__Description of the task__
Extract the records in full, leaving every picture out.

»»

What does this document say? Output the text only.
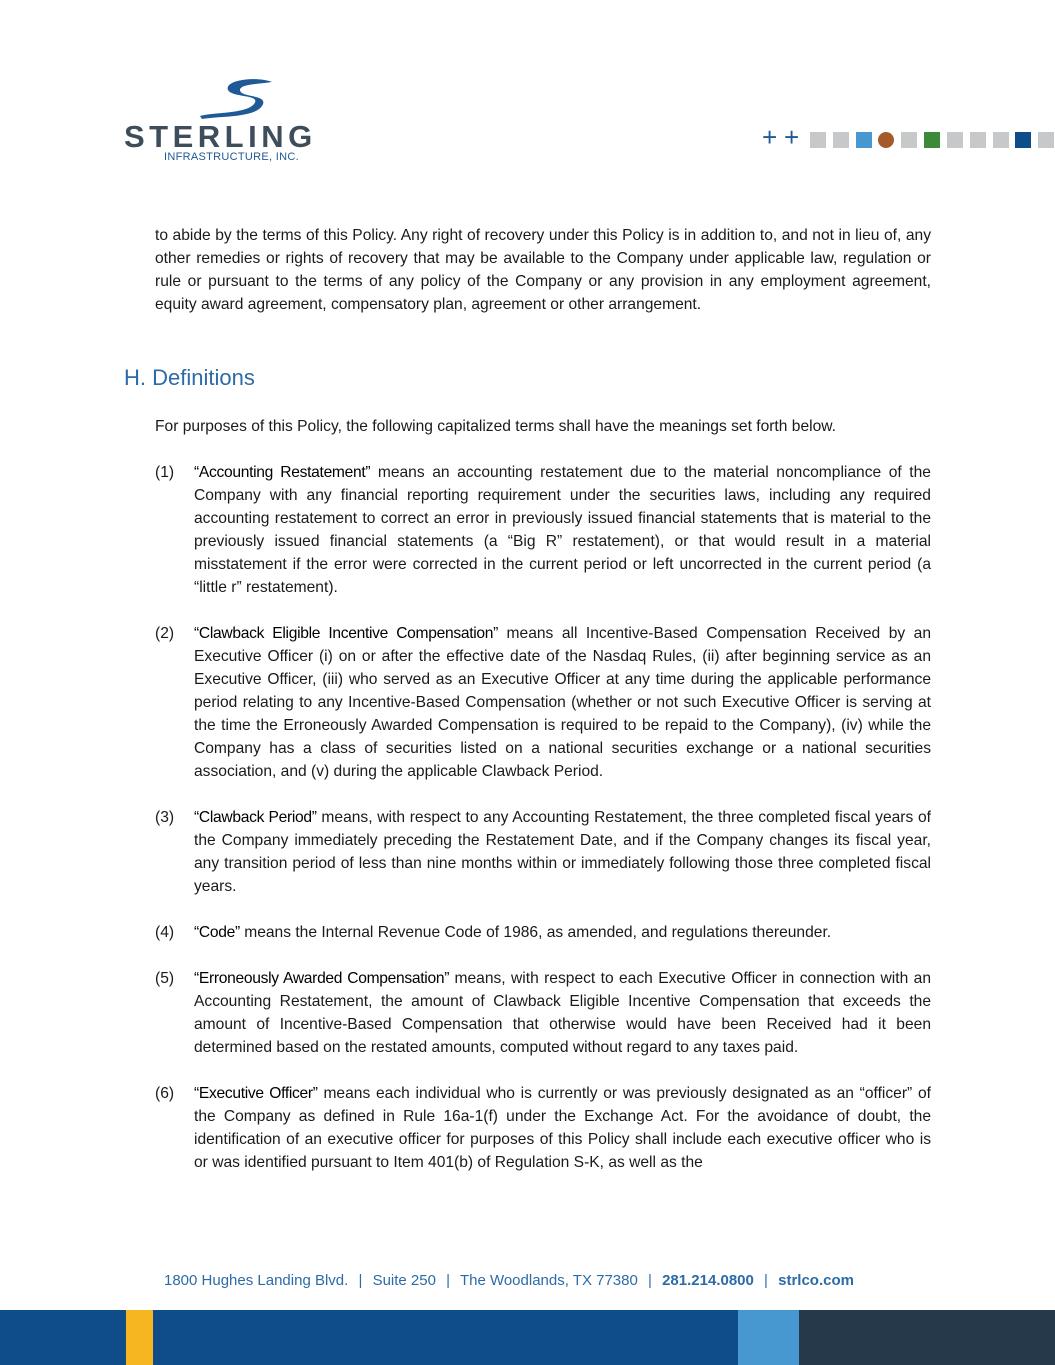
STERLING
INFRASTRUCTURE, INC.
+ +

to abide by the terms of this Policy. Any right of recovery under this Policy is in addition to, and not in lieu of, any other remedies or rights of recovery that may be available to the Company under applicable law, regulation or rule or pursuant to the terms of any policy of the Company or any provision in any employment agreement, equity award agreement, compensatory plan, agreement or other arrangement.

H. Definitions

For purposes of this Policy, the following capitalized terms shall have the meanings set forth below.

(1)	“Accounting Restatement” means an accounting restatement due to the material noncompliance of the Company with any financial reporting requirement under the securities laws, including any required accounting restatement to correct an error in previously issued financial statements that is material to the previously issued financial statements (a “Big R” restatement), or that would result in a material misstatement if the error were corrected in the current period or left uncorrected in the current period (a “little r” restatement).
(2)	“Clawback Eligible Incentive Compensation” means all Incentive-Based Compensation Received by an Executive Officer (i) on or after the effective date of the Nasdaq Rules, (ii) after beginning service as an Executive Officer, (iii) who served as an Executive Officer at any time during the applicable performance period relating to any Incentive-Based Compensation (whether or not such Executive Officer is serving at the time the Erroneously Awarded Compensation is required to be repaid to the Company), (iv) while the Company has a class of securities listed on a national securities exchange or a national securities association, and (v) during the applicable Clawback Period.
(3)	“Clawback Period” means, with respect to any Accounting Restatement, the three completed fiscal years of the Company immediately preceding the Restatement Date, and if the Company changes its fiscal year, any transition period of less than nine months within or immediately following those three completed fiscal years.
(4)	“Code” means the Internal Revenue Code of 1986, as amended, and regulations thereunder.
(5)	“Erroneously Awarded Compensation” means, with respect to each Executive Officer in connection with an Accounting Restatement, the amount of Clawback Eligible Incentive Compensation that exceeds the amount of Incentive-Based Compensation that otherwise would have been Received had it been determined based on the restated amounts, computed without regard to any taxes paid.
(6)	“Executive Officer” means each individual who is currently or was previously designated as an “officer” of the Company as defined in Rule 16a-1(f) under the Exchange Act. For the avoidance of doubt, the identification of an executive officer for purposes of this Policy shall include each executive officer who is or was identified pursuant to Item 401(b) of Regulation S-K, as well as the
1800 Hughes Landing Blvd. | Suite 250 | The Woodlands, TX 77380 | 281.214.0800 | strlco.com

««

__Result below__
What does this document say? Output the text only.
STERLING
INFRASTRUCTURE, INC.
+ +

to abide by the terms of this Policy. Any right of recovery under this Policy is in addition to, and not in lieu of, any other remedies or rights of recovery that may be available to the Company under applicable law, regulation or rule or pursuant to the terms of any policy of the Company or any provision in any employment agreement, equity award agreement, compensatory plan, agreement or other arrangement.

H. Definitions

For purposes of this Policy, the following capitalized terms shall have the meanings set forth below.

(1)	“Accounting Restatement” means an accounting restatement due to the material noncompliance of the Company with any financial reporting requirement under the securities laws, including any required accounting restatement to correct an error in previously issued financial statements that is material to the previously issued financial statements (a “Big R” restatement), or that would result in a material misstatement if the error were corrected in the current period or left uncorrected in the current period (a “little r” restatement).
(2)	“Clawback Eligible Incentive Compensation” means all Incentive-Based Compensation Received by an Executive Officer (i) on or after the effective date of the Nasdaq Rules, (ii) after beginning service as an Executive Officer, (iii) who served as an Executive Officer at any time during the applicable performance period relating to any Incentive-Based Compensation (whether or not such Executive Officer is serving at the time the Erroneously Awarded Compensation is required to be repaid to the Company), (iv) while the Company has a class of securities listed on a national securities exchange or a national securities association, and (v) during the applicable Clawback Period.
(3)	“Clawback Period” means, with respect to any Accounting Restatement, the three completed fiscal years of the Company immediately preceding the Restatement Date, and if the Company changes its fiscal year, any transition period of less than nine months within or immediately following those three completed fiscal years.
(4)	“Code” means the Internal Revenue Code of 1986, as amended, and regulations thereunder.
(5)	“Erroneously Awarded Compensation” means, with respect to each Executive Officer in connection with an Accounting Restatement, the amount of Clawback Eligible Incentive Compensation that exceeds the amount of Incentive-Based Compensation that otherwise would have been Received had it been determined based on the restated amounts, computed without regard to any taxes paid.
(6)	“Executive Officer” means each individual who is currently or was previously designated as an “officer” of the Company as defined in Rule 16a-1(f) under the Exchange Act. For the avoidance of doubt, the identification of an executive officer for purposes of this Policy shall include each executive officer who is or was identified pursuant to Item 401(b) of Regulation S-K, as well as the
1800 Hughes Landing Blvd. | Suite 250 | The Woodlands, TX 77380 | 281.214.0800 | strlco.com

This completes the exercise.